- **WRITTEN TASK**
Output the material beneath exactly, leaving nothing out.

- **RECORDED INFORMATION**
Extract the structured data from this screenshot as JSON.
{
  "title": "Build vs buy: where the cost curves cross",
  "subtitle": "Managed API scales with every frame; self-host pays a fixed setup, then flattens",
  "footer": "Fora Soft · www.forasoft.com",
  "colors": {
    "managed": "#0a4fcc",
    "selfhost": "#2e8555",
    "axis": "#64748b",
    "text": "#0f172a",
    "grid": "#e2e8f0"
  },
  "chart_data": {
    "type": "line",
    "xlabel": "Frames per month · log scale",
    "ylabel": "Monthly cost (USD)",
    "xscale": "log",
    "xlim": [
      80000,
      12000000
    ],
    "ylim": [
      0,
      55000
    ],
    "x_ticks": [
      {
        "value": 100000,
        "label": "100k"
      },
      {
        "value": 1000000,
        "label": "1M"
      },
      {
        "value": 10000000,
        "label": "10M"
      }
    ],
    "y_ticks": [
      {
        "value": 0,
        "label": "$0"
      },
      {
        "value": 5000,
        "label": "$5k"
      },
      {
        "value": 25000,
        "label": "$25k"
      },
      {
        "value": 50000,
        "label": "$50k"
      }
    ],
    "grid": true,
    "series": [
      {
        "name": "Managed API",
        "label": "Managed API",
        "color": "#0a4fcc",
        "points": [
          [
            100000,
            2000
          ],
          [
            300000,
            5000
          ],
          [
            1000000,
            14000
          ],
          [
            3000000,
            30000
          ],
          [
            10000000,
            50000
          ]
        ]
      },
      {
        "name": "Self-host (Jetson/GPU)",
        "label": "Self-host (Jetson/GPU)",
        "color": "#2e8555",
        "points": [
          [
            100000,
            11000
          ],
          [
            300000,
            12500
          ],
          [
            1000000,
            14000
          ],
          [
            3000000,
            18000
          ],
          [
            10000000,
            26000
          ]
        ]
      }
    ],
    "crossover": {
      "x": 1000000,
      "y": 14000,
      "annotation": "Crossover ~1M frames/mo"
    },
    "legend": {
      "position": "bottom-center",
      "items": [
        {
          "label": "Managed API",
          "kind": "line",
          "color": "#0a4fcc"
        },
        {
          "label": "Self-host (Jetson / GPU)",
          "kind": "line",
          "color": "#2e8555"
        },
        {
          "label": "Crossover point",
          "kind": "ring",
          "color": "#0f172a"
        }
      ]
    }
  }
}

- **SOLVED EXERCISE**
Extract the structured data from this screenshot as JSON.
{
  "title": "Build vs buy: where the cost curves cross",
  "subtitle": "Managed API scales with every frame; self-host pays a fixed setup, then flattens",
  "footer": "Fora Soft · www.forasoft.com",
  "colors": {
    "managed": "#0a4fcc",
    "selfhost": "#2e8555",
    "axis": "#64748b",
    "text": "#0f172a",
    "grid": "#e2e8f0"
  },
  "chart_data": {
    "type": "line",
    "xlabel": "Frames per month · log scale",
    "ylabel": "Monthly cost (USD)",
    "xscale": "log",
    "xlim": [
      80000,
      12000000
    ],
    "ylim": [
      0,
      55000
    ],
    "x_ticks": [
      {
        "value": 100000,
        "label": "100k"
      },
      {
        "value": 1000000,
        "label": "1M"
      },
      {
        "value": 10000000,
        "label": "10M"
      }
    ],
    "y_ticks": [
      {
        "value": 0,
        "label": "$0"
      },
      {
        "value": 5000,
        "label": "$5k"
      },
      {
        "value": 25000,
        "label": "$25k"
      },
      {
        "value": 50000,
        "label": "$50k"
      }
    ],
    "grid": true,
    "series": [
      {
        "name": "Managed API",
        "label": "Managed API",
        "color": "#0a4fcc",
        "points": [
          [
            100000,
            2000
          ],
          [
            300000,
            5000
          ],
          [
            1000000,
            14000
          ],
          [
            3000000,
            30000
          ],
          [
            10000000,
            50000
          ]
        ]
      },
      {
        "name": "Self-host (Jetson/GPU)",
        "label": "Self-host (Jetson/GPU)",
        "color": "#2e8555",
        "points": [
          [
            100000,
            11000
          ],
          [
            300000,
            12500
          ],
          [
            1000000,
            14000
          ],
          [
            3000000,
            18000
          ],
          [
            10000000,
            26000
          ]
        ]
      }
    ],
    "crossover": {
      "x": 1000000,
      "y": 14000,
      "annotation": "Crossover ~1M frames/mo"
    },
    "legend": {
      "position": "bottom-center",
      "items": [
        {
          "label": "Managed API",
          "kind": "line",
          "color": "#0a4fcc"
        },
        {
          "label": "Self-host (Jetson / GPU)",
          "kind": "line",
          "color": "#2e8555"
        },
        {
          "label": "Crossover point",
          "kind": "ring",
          "color": "#0f172a"
        }
      ]
    }
  }
}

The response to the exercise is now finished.